> [Entries from a visual dataset]

--- BEGIN ---

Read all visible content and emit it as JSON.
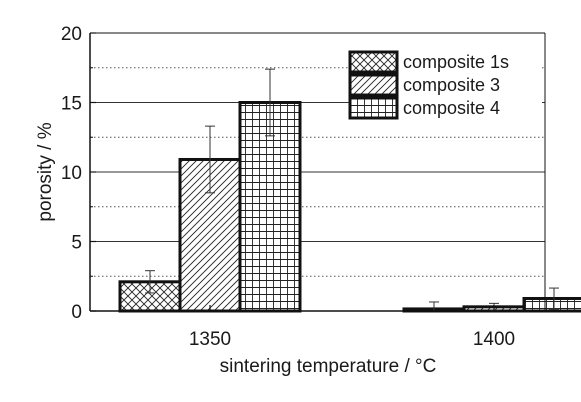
{
  "chart_data": {
    "type": "bar",
    "title": "",
    "xlabel": "sintering temperature / °C",
    "ylabel": "porosity / %",
    "categories": [
      "1350",
      "1400"
    ],
    "ylim": [
      0,
      20
    ],
    "yticks": [
      0,
      5,
      10,
      15,
      20
    ],
    "grid": {
      "major_lines": [
        5,
        10,
        15
      ],
      "minor_dotted_lines": [
        2.5,
        7.5,
        12.5,
        17.5
      ]
    },
    "legend_position": "top-right",
    "series": [
      {
        "name": "composite 1s",
        "pattern": "crosshatch",
        "values": [
          2.1,
          0.15
        ],
        "errors": [
          0.8,
          0.5
        ]
      },
      {
        "name": "composite 3",
        "pattern": "diagonal",
        "values": [
          10.9,
          0.3
        ],
        "errors": [
          2.4,
          0.25
        ]
      },
      {
        "name": "composite 4",
        "pattern": "grid",
        "values": [
          15.0,
          0.9
        ],
        "errors": [
          2.4,
          0.75
        ]
      }
    ],
    "colors": {
      "bar_stroke": "#111111",
      "hatch": "#222222",
      "background": "#ffffff"
    }
  }
}
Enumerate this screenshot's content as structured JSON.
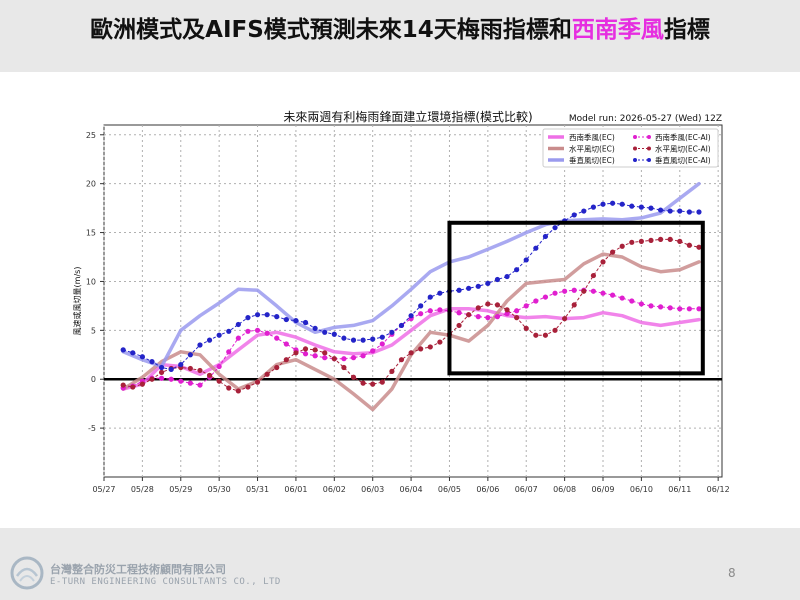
{
  "slide": {
    "title_main": "歐洲模式及AIFS模式預測未來14天梅雨指標和",
    "title_highlight": "西南季風",
    "title_end": "指標",
    "footer_company_cn": "台灣整合防災工程技術顧問有限公司",
    "footer_company_en": "E-TURN ENGINEERING CONSULTANTS CO., LTD",
    "page_number": "8"
  },
  "chart_data": {
    "type": "line",
    "title": "未來兩週有利梅雨鋒面建立環境指標(模式比較)",
    "run_label": "Model run: 2026-05-27 (Wed) 12Z",
    "ylabel": "風速或風切量(m/s)",
    "xlabel": "",
    "ylim": [
      -10,
      26
    ],
    "xlim": [
      0,
      16.1
    ],
    "yticks": [
      -5,
      0,
      5,
      10,
      15,
      20,
      25
    ],
    "xticks": [
      "05/27",
      "05/28",
      "05/29",
      "05/30",
      "05/31",
      "06/01",
      "06/02",
      "06/03",
      "06/04",
      "06/05",
      "06/06",
      "06/07",
      "06/08",
      "06/09",
      "06/10",
      "06/11",
      "06/12"
    ],
    "grid": true,
    "legend_position": "top-right",
    "highlight_box": {
      "x": [
        9,
        15.6
      ],
      "y": [
        0.6,
        16
      ]
    },
    "series": [
      {
        "name": "西南季風(EC)",
        "style": "thick-line",
        "color": "#ee6fe6",
        "x": [
          0.5,
          1,
          1.5,
          2,
          2.5,
          3,
          3.5,
          4,
          4.5,
          5,
          5.5,
          6,
          6.5,
          7,
          7.5,
          8,
          8.5,
          9,
          9.5,
          10,
          10.5,
          11,
          11.5,
          12,
          12.5,
          13,
          13.5,
          14,
          14.5,
          15,
          15.5
        ],
        "values": [
          -1,
          -0.5,
          1.5,
          1.3,
          0.5,
          1.5,
          3,
          4.5,
          4.8,
          4.3,
          3.5,
          2.8,
          2.6,
          2.7,
          3.5,
          5,
          6.5,
          7.2,
          7.2,
          7.0,
          6.5,
          6.3,
          6.4,
          6.2,
          6.3,
          6.8,
          6.5,
          5.8,
          5.5,
          5.8,
          6.1
        ]
      },
      {
        "name": "水平風切(EC)",
        "style": "thick-line",
        "color": "#c98c8c",
        "x": [
          0.5,
          1,
          1.5,
          2,
          2.5,
          3,
          3.5,
          4,
          4.5,
          5,
          5.5,
          6,
          6.5,
          7,
          7.5,
          8,
          8.5,
          9,
          9.5,
          10,
          10.5,
          11,
          11.5,
          12,
          12.5,
          13,
          13.5,
          14,
          14.5,
          15,
          15.5
        ],
        "values": [
          -1,
          0.2,
          1.8,
          2.8,
          2.5,
          0.5,
          -1,
          -0.2,
          1.5,
          2,
          1,
          0,
          -1.5,
          -3.1,
          -1,
          2.5,
          4.8,
          4.5,
          3.9,
          5.5,
          8,
          9.8,
          10,
          10.2,
          11.8,
          12.8,
          12.5,
          11.5,
          11.0,
          11.2,
          12
        ]
      },
      {
        "name": "垂直風切(EC)",
        "style": "thick-line",
        "color": "#9a9aee",
        "x": [
          0.5,
          1,
          1.5,
          2,
          2.5,
          3,
          3.5,
          4,
          4.5,
          5,
          5.5,
          6,
          6.5,
          7,
          7.5,
          8,
          8.5,
          9,
          9.5,
          10,
          10.5,
          11,
          11.5,
          12,
          12.5,
          13,
          13.5,
          14,
          14.5,
          15,
          15.5
        ],
        "values": [
          2.8,
          2,
          1.3,
          5,
          6.5,
          7.8,
          9.2,
          9.1,
          7.5,
          5.8,
          4.8,
          5.3,
          5.5,
          6,
          7.5,
          9.2,
          11,
          12,
          12.5,
          13.3,
          14.1,
          15,
          15.8,
          16.2,
          16.3,
          16.4,
          16.3,
          16.5,
          17,
          18.5,
          20
        ]
      },
      {
        "name": "西南季風(EC-AI)",
        "style": "dot-line",
        "color": "#e01fcf",
        "x": [
          0.5,
          0.75,
          1,
          1.25,
          1.5,
          1.75,
          2,
          2.25,
          2.5,
          2.75,
          3,
          3.25,
          3.5,
          3.75,
          4,
          4.25,
          4.5,
          4.75,
          5,
          5.25,
          5.5,
          5.75,
          6,
          6.25,
          6.5,
          6.75,
          7,
          7.25,
          7.5,
          7.75,
          8,
          8.25,
          8.5,
          8.75,
          9,
          9.25,
          9.5,
          9.75,
          10,
          10.25,
          10.5,
          10.75,
          11,
          11.25,
          11.5,
          11.75,
          12,
          12.25,
          12.5,
          12.75,
          13,
          13.25,
          13.5,
          13.75,
          14,
          14.25,
          14.5,
          14.75,
          15,
          15.25,
          15.5
        ],
        "values": [
          -0.9,
          -0.7,
          -0.2,
          0.1,
          0.1,
          0.0,
          -0.2,
          -0.4,
          -0.6,
          0.2,
          1.3,
          2.8,
          4.2,
          4.9,
          5,
          4.7,
          4.2,
          3.6,
          3.0,
          2.6,
          2.4,
          2.2,
          2.1,
          2.1,
          2.2,
          2.4,
          2.9,
          3.6,
          4.6,
          5.5,
          6.2,
          6.7,
          7.0,
          7.1,
          7.0,
          6.8,
          6.6,
          6.4,
          6.3,
          6.4,
          6.7,
          7.0,
          7.5,
          8.0,
          8.4,
          8.8,
          9.0,
          9.1,
          9.1,
          9.0,
          8.8,
          8.6,
          8.3,
          8.0,
          7.7,
          7.5,
          7.4,
          7.3,
          7.2,
          7.2,
          7.2
        ]
      },
      {
        "name": "水平風切(EC-AI)",
        "style": "dot-line",
        "color": "#a8213a",
        "x": [
          0.5,
          0.75,
          1,
          1.25,
          1.5,
          1.75,
          2,
          2.25,
          2.5,
          2.75,
          3,
          3.25,
          3.5,
          3.75,
          4,
          4.25,
          4.5,
          4.75,
          5,
          5.25,
          5.5,
          5.75,
          6,
          6.25,
          6.5,
          6.75,
          7,
          7.25,
          7.5,
          7.75,
          8,
          8.25,
          8.5,
          8.75,
          9,
          9.25,
          9.5,
          9.75,
          10,
          10.25,
          10.5,
          10.75,
          11,
          11.25,
          11.5,
          11.75,
          12,
          12.25,
          12.5,
          12.75,
          13,
          13.25,
          13.5,
          13.75,
          14,
          14.25,
          14.5,
          14.75,
          15,
          15.25,
          15.5
        ],
        "values": [
          -0.6,
          -0.8,
          -0.5,
          0.0,
          0.7,
          1.1,
          1.2,
          1.1,
          0.9,
          0.4,
          -0.2,
          -0.9,
          -1.2,
          -0.8,
          -0.3,
          0.5,
          1.2,
          2.0,
          2.7,
          3.1,
          3.0,
          2.7,
          2.1,
          1.2,
          0.2,
          -0.4,
          -0.5,
          -0.3,
          0.8,
          2.0,
          2.7,
          3.1,
          3.3,
          3.8,
          4.6,
          5.5,
          6.6,
          7.3,
          7.7,
          7.6,
          7.1,
          6.3,
          5.2,
          4.5,
          4.5,
          5.0,
          6.2,
          7.6,
          9.0,
          10.6,
          12.0,
          13.0,
          13.6,
          14.0,
          14.1,
          14.2,
          14.3,
          14.3,
          14.1,
          13.7,
          13.5
        ]
      },
      {
        "name": "垂直風切(EC-AI)",
        "style": "dot-line",
        "color": "#2424c8",
        "x": [
          0.5,
          0.75,
          1,
          1.25,
          1.5,
          1.75,
          2,
          2.25,
          2.5,
          2.75,
          3,
          3.25,
          3.5,
          3.75,
          4,
          4.25,
          4.5,
          4.75,
          5,
          5.25,
          5.5,
          5.75,
          6,
          6.25,
          6.5,
          6.75,
          7,
          7.25,
          7.5,
          7.75,
          8,
          8.25,
          8.5,
          8.75,
          9,
          9.25,
          9.5,
          9.75,
          10,
          10.25,
          10.5,
          10.75,
          11,
          11.25,
          11.5,
          11.75,
          12,
          12.25,
          12.5,
          12.75,
          13,
          13.25,
          13.5,
          13.75,
          14,
          14.25,
          14.5,
          14.75,
          15,
          15.25,
          15.5
        ],
        "values": [
          3.0,
          2.7,
          2.3,
          1.8,
          1.2,
          1.0,
          1.5,
          2.5,
          3.5,
          4.0,
          4.5,
          4.9,
          5.6,
          6.3,
          6.6,
          6.6,
          6.4,
          6.1,
          6.0,
          5.8,
          5.2,
          4.8,
          4.6,
          4.2,
          4.0,
          4.0,
          4.1,
          4.3,
          4.8,
          5.5,
          6.5,
          7.5,
          8.4,
          8.8,
          9.0,
          9.1,
          9.3,
          9.5,
          9.8,
          10.2,
          10.5,
          11.2,
          12.2,
          13.4,
          14.6,
          15.5,
          16.2,
          16.8,
          17.2,
          17.6,
          17.9,
          18.0,
          17.9,
          17.7,
          17.6,
          17.5,
          17.3,
          17.2,
          17.2,
          17.1,
          17.1
        ]
      }
    ]
  }
}
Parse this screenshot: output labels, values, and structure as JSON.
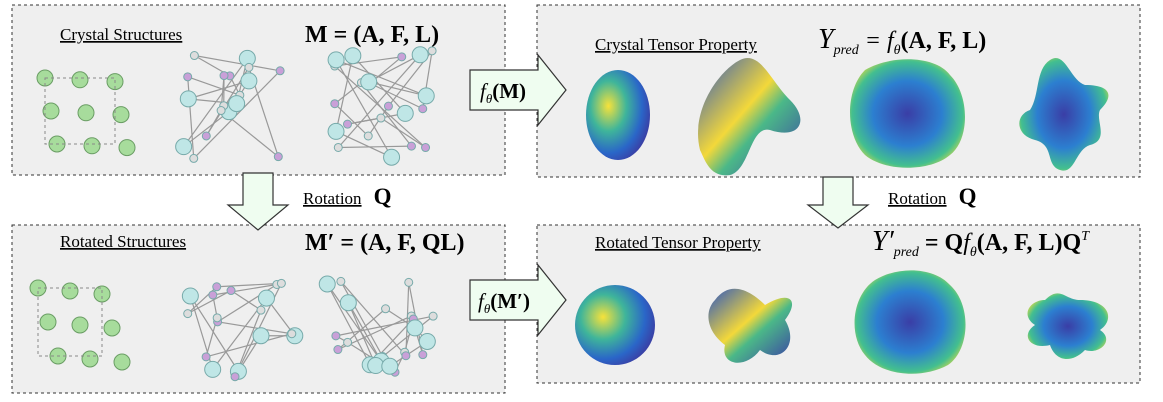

--- END ---

> [Stated goal] Check each line of the material above for "name" and say how many lines contain it, giving the number alone.

> [Answer to the task] 9